▶ **WHAT YOU HAVE TO DO**: Locate each line with the string "subline" in the listing below and copy it.

— start of DATA FOR PROCESSING —

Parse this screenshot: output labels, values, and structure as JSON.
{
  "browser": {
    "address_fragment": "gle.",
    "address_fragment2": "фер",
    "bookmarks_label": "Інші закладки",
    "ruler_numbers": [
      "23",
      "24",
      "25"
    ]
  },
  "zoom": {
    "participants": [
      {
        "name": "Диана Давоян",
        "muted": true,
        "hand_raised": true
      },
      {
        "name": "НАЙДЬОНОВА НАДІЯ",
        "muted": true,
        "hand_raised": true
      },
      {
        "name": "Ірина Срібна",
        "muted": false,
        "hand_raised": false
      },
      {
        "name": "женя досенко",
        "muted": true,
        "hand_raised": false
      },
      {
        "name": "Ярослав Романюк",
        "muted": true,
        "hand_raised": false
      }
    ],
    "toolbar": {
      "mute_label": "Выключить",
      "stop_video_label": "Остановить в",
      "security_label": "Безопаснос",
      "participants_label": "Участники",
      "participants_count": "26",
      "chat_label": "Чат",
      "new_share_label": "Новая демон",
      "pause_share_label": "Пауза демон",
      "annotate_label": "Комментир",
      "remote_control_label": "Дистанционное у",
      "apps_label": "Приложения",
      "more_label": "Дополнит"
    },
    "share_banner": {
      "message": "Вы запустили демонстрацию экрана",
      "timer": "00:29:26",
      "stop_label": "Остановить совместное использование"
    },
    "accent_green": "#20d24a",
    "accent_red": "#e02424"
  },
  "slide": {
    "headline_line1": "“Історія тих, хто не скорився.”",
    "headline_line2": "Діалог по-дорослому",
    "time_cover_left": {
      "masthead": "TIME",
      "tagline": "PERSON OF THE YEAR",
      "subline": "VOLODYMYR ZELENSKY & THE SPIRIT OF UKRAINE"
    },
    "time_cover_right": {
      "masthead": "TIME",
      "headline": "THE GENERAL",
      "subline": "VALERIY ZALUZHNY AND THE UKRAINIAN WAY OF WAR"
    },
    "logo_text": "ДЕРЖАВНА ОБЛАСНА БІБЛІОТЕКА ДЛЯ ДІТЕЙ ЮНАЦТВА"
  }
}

— end of DATA FOR PROCESSING —

▶ **SOLUTION TO THIS PROBLEM**:
      "subline": "VOLODYMYR ZELENSKY & THE SPIRIT OF UKRAINE"
      "subline": "VALERIY ZALUZHNY AND THE UKRAINIAN WAY OF WAR"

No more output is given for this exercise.